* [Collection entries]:
# # #

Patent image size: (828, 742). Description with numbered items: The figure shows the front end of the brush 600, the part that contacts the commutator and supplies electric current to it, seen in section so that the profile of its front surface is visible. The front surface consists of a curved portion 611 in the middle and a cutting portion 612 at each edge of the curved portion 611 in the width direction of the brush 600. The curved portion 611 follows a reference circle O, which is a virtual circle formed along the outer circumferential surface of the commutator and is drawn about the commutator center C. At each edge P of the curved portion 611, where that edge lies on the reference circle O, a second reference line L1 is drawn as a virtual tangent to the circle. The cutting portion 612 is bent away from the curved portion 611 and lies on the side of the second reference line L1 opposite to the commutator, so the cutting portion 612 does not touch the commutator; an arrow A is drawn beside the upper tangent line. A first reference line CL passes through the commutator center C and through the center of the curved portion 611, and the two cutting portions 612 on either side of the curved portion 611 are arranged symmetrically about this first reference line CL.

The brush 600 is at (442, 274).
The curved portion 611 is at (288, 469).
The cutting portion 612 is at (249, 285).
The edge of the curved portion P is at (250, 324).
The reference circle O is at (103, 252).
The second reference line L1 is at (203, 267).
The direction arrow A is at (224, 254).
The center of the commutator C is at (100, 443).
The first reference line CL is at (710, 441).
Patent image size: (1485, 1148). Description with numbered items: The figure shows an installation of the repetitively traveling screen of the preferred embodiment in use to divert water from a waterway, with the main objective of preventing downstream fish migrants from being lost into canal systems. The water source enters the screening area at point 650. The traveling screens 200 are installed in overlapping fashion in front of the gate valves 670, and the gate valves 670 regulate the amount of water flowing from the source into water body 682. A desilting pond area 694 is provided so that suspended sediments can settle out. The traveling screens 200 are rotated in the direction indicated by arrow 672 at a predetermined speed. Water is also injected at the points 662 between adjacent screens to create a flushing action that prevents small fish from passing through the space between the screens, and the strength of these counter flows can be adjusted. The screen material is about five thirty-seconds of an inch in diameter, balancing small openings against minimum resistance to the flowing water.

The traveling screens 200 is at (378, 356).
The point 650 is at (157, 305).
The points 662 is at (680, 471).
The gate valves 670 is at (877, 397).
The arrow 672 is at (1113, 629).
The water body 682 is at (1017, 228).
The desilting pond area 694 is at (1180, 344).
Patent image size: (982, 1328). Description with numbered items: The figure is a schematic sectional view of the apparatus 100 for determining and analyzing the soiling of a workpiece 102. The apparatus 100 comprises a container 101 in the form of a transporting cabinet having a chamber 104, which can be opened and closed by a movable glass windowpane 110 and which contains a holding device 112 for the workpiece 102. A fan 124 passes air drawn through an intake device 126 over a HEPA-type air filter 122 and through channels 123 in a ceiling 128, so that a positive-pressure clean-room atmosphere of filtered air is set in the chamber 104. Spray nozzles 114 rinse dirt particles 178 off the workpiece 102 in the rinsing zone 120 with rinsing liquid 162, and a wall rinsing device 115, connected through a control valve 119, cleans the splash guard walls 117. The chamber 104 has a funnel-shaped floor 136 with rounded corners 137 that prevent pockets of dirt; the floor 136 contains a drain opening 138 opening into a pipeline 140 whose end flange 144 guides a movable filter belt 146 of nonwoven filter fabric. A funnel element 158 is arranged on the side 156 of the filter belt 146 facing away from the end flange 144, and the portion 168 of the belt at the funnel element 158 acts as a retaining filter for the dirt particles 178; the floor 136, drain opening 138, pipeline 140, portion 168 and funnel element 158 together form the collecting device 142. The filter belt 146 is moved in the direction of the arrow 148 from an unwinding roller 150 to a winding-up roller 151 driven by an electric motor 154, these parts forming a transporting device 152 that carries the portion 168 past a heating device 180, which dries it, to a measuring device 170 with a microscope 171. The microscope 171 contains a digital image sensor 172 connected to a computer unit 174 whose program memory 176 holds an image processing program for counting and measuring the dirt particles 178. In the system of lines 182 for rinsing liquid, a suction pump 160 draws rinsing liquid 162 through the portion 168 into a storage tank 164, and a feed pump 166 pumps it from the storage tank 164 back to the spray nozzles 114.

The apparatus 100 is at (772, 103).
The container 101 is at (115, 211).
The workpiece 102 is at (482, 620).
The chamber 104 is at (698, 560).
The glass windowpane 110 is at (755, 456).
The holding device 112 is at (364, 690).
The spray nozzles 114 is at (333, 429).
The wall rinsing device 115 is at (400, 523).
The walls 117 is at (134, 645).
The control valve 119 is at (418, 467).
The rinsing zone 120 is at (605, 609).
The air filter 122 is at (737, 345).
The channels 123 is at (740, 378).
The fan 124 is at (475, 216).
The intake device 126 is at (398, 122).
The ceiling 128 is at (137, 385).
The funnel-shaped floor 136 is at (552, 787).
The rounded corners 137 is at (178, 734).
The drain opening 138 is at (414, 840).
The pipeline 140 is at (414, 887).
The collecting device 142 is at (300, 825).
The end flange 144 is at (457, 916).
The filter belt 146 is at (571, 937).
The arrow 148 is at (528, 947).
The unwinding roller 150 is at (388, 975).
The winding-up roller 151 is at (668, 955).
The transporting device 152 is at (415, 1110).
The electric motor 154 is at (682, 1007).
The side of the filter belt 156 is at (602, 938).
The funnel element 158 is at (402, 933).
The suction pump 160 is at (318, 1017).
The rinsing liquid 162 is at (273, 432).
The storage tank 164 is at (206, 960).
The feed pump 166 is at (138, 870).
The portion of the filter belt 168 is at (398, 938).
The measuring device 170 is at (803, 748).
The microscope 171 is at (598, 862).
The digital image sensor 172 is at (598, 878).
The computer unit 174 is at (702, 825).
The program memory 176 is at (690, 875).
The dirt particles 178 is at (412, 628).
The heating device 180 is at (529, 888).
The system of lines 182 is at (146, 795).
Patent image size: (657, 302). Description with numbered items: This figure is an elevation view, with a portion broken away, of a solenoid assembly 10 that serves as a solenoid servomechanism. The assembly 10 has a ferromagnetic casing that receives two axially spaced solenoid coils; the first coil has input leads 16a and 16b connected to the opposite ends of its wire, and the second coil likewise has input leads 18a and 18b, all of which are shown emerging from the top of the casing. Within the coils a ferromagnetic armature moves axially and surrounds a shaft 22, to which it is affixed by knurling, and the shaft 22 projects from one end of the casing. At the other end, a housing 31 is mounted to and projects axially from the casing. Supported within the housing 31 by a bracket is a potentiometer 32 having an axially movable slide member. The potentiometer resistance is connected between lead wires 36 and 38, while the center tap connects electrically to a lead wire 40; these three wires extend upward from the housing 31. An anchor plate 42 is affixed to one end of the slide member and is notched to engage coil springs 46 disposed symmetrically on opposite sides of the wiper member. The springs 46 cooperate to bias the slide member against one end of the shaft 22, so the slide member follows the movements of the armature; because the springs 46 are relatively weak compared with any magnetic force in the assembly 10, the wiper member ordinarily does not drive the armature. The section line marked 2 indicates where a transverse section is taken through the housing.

# # #

Can you edit the lines from the one containing "Patent image size: (982, 1328)." through the one containing "The container 101 is at (115, 211).", both included, so that "soiling" reads "contamination" and everything else stays unchanged?

Patent image size: (982, 1328). Description with numbered items: The figure is a schematic sectional view of the apparatus 100 for determining and analyzing the contamination of a workpiece 102. The apparatus 100 comprises a container 101 in the form of a transporting cabinet having a chamber 104, which can be opened and closed by a movable glass windowpane 110 and which contains a holding device 112 for the workpiece 102. A fan 124 passes air drawn through an intake device 126 over a HEPA-type air filter 122 and through channels 123 in a ceiling 128, so that a positive-pressure clean-room atmosphere of filtered air is set in the chamber 104. Spray nozzles 114 rinse dirt particles 178 off the workpiece 102 in the rinsing zone 120 with rinsing liquid 162, and a wall rinsing device 115, connected through a control valve 119, cleans the splash guard walls 117. The chamber 104 has a funnel-shaped floor 136 with rounded corners 137 that prevent pockets of dirt; the floor 136 contains a drain opening 138 opening into a pipeline 140 whose end flange 144 guides a movable filter belt 146 of nonwoven filter fabric. A funnel element 158 is arranged on the side 156 of the filter belt 146 facing away from the end flange 144, and the portion 168 of the belt at the funnel element 158 acts as a retaining filter for the dirt particles 178; the floor 136, drain opening 138, pipeline 140, portion 168 and funnel element 158 together form the collecting device 142. The filter belt 146 is moved in the direction of the arrow 148 from an unwinding roller 150 to a winding-up roller 151 driven by an electric motor 154, these parts forming a transporting device 152 that carries the portion 168 past a heating device 180, which dries it, to a measuring device 170 with a microscope 171. The microscope 171 contains a digital image sensor 172 connected to a computer unit 174 whose program memory 176 holds an image processing program for counting and measuring the dirt particles 178. In the system of lines 182 for rinsing liquid, a suction pump 160 draws rinsing liquid 162 through the portion 168 into a storage tank 164, and a feed pump 166 pumps it from the storage tank 164 back to the spray nozzles 114.

The apparatus 100 is at (772, 103).
The container 101 is at (115, 211).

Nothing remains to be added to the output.